**Task brief:** Show every line below where "wichtig" can be found.

* * * *

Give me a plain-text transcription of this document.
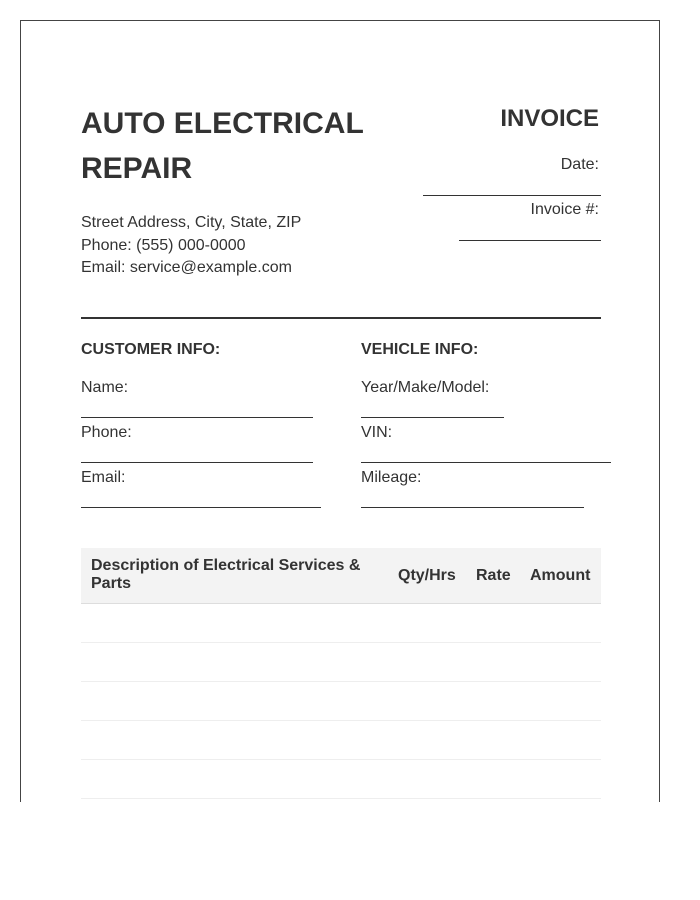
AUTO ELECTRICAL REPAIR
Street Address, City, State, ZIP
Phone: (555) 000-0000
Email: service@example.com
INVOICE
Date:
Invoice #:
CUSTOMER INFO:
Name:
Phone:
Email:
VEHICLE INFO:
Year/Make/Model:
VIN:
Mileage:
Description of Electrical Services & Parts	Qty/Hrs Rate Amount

* * * *

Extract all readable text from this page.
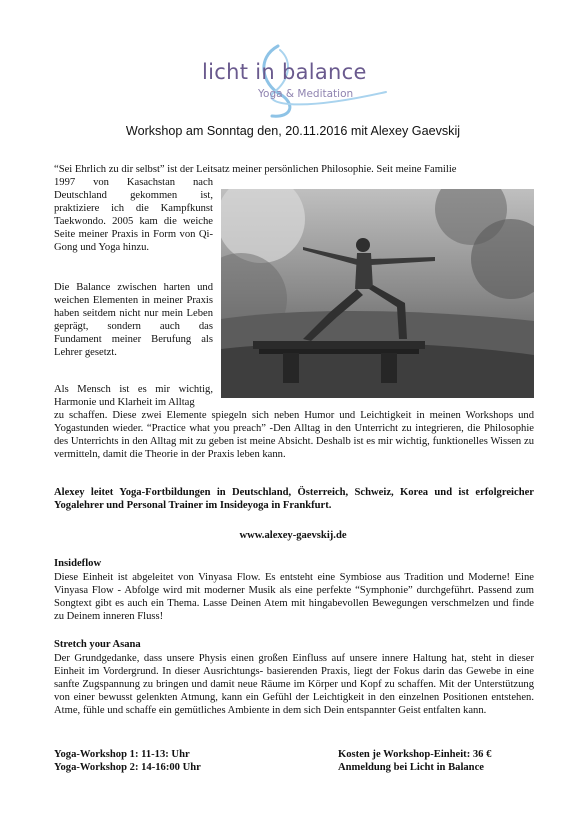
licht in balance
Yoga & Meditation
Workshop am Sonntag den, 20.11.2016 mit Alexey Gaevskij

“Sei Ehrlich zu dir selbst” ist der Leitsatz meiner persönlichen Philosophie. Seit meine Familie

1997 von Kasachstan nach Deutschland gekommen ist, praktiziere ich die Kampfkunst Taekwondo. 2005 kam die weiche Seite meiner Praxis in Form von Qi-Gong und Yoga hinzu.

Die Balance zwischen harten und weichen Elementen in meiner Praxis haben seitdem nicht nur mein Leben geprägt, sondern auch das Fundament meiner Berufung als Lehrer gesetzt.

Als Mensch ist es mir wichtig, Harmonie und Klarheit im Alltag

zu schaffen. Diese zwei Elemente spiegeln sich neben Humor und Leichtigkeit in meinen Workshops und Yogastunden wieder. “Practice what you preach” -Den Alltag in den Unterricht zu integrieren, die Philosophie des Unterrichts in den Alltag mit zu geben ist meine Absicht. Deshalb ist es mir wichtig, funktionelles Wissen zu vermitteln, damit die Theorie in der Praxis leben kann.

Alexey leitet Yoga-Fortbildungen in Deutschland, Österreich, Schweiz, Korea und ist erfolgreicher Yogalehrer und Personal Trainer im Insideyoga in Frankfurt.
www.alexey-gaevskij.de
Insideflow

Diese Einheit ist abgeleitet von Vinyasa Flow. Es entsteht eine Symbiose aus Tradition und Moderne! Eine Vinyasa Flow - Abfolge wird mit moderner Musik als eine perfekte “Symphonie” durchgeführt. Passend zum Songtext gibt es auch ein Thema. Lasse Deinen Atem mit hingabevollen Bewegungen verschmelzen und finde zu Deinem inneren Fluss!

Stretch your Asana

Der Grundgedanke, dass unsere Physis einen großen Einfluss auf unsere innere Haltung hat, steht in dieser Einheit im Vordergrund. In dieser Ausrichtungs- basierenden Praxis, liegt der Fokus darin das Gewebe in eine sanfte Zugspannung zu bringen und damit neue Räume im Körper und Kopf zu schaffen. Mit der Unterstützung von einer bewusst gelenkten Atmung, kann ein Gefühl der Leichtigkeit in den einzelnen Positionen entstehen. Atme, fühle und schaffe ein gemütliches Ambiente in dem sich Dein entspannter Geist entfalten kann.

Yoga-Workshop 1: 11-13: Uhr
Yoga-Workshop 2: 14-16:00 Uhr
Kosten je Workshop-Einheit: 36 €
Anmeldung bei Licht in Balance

* * * *

**Exercise response:**
Als Mensch ist es mir wichtig, Harmonie und Klarheit im Alltag
zu schaffen. Diese zwei Elemente spiegeln sich neben Humor und Leichtigkeit in meinen Workshops und Yogastunden wieder. “Practice what you preach” -Den Alltag in den Unterricht zu integrieren, die Philosophie des Unterrichts in den Alltag mit zu geben ist meine Absicht. Deshalb ist es mir wichtig, funktionelles Wissen zu vermitteln, damit die Theorie in der Praxis leben kann.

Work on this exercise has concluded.